---------- Record list ----------

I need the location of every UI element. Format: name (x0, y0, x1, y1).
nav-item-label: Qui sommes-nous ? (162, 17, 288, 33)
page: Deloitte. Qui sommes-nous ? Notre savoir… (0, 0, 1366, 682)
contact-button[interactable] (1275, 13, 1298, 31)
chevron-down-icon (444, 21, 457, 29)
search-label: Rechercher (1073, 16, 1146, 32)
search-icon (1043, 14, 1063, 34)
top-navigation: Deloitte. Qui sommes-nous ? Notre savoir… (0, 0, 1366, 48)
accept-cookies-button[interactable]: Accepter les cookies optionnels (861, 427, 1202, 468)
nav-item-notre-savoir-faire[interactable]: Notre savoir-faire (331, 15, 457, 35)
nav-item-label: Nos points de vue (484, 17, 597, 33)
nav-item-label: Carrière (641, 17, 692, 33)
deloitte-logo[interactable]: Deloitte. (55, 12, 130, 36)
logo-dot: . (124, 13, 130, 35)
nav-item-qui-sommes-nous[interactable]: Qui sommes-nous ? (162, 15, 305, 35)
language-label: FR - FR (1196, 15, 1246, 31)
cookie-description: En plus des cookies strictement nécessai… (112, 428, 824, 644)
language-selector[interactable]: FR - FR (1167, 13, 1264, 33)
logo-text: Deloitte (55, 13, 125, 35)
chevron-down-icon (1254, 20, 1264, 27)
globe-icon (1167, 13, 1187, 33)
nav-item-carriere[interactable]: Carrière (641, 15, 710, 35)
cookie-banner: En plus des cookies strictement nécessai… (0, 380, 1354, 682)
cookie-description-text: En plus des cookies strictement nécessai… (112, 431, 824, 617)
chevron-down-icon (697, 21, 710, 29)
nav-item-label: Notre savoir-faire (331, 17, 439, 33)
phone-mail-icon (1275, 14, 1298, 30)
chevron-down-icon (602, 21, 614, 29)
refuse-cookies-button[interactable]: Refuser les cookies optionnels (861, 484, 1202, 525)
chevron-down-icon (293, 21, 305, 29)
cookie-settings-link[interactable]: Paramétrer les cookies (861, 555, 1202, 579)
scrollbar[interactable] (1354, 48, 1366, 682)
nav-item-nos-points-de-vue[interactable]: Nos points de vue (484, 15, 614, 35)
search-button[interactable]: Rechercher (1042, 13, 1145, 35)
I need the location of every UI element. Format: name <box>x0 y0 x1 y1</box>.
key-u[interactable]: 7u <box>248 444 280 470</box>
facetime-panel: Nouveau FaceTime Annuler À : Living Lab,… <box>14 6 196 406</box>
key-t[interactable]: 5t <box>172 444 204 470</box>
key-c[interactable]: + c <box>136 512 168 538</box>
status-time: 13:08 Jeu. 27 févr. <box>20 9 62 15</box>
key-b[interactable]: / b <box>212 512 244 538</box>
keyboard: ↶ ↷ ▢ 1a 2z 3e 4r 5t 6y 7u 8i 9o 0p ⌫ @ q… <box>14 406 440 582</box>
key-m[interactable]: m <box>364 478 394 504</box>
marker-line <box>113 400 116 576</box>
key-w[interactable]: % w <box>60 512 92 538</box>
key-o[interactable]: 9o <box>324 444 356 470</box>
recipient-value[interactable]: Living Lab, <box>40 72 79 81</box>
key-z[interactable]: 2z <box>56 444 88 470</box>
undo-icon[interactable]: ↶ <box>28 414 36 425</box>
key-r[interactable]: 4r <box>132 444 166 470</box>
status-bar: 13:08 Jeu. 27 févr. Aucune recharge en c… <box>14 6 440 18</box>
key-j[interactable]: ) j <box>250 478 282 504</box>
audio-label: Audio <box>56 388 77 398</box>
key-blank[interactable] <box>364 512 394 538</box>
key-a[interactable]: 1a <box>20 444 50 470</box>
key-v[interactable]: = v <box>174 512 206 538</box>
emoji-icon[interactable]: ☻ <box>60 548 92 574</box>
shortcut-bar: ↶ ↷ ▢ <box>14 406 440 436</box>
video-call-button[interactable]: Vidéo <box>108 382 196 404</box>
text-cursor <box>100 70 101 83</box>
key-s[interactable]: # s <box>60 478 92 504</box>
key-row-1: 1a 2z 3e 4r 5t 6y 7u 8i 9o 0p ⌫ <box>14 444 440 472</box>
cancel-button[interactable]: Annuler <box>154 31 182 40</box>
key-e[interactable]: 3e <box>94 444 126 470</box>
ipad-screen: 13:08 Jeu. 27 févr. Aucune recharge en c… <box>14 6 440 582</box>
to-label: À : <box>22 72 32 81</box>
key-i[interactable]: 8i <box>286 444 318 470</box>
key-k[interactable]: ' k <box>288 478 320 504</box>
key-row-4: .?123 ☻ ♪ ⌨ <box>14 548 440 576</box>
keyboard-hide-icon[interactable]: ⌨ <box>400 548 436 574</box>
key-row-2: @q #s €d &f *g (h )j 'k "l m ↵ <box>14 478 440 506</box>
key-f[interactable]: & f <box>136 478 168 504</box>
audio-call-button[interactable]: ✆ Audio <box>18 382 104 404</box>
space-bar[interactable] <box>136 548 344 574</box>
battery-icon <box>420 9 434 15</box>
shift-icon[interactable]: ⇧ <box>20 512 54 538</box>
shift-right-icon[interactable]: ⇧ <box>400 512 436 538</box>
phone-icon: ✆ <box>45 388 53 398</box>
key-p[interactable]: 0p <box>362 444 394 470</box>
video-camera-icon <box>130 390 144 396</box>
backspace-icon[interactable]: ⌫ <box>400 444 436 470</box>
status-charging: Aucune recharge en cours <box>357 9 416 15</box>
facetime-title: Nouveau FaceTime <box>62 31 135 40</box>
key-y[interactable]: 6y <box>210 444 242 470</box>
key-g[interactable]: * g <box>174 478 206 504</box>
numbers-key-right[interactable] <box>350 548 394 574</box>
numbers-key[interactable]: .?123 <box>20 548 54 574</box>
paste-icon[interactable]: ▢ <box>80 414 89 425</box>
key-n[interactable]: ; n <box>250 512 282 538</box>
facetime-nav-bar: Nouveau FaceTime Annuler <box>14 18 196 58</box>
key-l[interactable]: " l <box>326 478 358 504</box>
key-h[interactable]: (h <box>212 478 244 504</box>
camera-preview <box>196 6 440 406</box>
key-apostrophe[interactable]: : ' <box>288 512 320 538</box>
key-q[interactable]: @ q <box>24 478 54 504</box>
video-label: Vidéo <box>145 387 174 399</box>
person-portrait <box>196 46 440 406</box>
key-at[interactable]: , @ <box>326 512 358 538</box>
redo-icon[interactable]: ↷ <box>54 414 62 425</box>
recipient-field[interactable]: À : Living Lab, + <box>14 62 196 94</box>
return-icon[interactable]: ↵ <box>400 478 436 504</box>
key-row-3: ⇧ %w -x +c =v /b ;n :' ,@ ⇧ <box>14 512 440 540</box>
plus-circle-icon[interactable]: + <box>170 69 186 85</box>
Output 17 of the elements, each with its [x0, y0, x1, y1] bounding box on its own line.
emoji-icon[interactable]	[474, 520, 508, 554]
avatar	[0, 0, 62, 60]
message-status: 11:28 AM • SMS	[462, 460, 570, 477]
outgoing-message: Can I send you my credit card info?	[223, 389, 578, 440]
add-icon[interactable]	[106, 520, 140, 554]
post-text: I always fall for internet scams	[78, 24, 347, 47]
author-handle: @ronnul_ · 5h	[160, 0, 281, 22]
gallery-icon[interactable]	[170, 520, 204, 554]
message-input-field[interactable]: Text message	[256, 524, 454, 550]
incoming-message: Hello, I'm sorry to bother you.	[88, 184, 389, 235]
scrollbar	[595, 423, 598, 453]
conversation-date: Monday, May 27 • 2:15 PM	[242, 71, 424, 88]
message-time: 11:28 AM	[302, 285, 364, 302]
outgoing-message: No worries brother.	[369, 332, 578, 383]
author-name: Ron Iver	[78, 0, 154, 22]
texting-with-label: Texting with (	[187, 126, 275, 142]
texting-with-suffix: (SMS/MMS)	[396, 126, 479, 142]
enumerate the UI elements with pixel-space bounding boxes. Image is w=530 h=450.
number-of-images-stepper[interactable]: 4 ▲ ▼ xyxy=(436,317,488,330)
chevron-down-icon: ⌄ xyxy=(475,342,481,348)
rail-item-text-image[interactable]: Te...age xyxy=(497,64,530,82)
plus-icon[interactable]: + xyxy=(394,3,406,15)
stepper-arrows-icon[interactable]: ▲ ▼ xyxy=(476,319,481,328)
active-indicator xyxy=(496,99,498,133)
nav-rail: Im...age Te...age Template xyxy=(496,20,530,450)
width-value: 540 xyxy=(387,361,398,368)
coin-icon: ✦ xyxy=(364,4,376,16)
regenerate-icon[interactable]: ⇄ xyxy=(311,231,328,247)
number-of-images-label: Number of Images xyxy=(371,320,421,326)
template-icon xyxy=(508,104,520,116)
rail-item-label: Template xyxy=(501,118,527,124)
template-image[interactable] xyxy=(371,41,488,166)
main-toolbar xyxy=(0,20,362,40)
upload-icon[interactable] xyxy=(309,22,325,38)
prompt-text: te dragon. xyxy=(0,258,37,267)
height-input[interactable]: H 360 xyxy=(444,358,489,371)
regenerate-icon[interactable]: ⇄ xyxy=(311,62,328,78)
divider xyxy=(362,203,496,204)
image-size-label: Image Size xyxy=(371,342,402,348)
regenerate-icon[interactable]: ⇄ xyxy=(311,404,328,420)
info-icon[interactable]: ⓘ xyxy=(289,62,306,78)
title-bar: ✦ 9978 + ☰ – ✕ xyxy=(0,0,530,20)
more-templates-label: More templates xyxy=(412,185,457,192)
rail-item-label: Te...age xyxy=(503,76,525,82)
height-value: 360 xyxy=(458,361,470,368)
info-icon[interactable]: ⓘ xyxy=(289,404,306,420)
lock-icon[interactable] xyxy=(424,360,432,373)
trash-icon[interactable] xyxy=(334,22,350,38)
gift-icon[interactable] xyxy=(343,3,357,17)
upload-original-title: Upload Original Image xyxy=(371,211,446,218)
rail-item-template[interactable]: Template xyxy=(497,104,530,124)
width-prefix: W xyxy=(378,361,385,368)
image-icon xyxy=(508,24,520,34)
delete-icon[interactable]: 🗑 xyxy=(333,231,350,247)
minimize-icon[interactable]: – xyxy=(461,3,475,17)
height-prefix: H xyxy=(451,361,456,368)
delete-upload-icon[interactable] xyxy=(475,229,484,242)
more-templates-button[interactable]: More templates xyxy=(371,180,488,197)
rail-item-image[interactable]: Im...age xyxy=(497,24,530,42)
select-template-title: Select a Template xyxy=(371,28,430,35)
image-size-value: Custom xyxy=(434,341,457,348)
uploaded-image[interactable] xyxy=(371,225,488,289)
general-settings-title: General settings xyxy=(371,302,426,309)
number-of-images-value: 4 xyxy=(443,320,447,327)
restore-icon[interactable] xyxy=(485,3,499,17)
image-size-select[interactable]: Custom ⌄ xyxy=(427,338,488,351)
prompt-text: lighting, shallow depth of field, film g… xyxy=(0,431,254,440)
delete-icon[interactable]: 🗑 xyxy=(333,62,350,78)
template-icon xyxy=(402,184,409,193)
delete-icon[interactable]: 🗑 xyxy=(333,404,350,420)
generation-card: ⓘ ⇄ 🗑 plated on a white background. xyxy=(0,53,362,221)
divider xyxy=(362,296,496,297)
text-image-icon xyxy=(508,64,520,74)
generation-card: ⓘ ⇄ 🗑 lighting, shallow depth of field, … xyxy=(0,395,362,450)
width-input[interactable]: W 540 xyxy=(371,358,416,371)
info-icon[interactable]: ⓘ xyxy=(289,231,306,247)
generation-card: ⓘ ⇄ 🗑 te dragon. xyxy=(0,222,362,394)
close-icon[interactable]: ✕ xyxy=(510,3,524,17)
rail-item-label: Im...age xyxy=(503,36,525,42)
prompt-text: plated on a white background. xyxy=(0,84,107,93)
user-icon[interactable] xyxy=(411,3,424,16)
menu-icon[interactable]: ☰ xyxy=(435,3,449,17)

----------

* [Goal] Please return the lines of the material starting at the beginning and ending at the line containing "deloitte-logo[interactable]: Deloitte. (55, 12, 130, 36)".

* [Solution to the exercise]
I need the location of every UI element. Format: name (x0, y0, x1, y1).
nav-item-label: Qui sommes-nous ? (162, 17, 288, 33)
page: Deloitte. Qui sommes-nous ? Notre savoir… (0, 0, 1366, 682)
contact-button[interactable] (1275, 13, 1298, 31)
chevron-down-icon (444, 21, 457, 29)
search-label: Rechercher (1073, 16, 1146, 32)
search-icon (1043, 14, 1063, 34)
top-navigation: Deloitte. Qui sommes-nous ? Notre savoir… (0, 0, 1366, 48)
accept-cookies-button[interactable]: Accepter les cookies optionnels (861, 427, 1202, 468)
nav-item-notre-savoir-faire[interactable]: Notre savoir-faire (331, 15, 457, 35)
nav-item-label: Nos points de vue (484, 17, 597, 33)
nav-item-label: Carrière (641, 17, 692, 33)
deloitte-logo[interactable]: Deloitte. (55, 12, 130, 36)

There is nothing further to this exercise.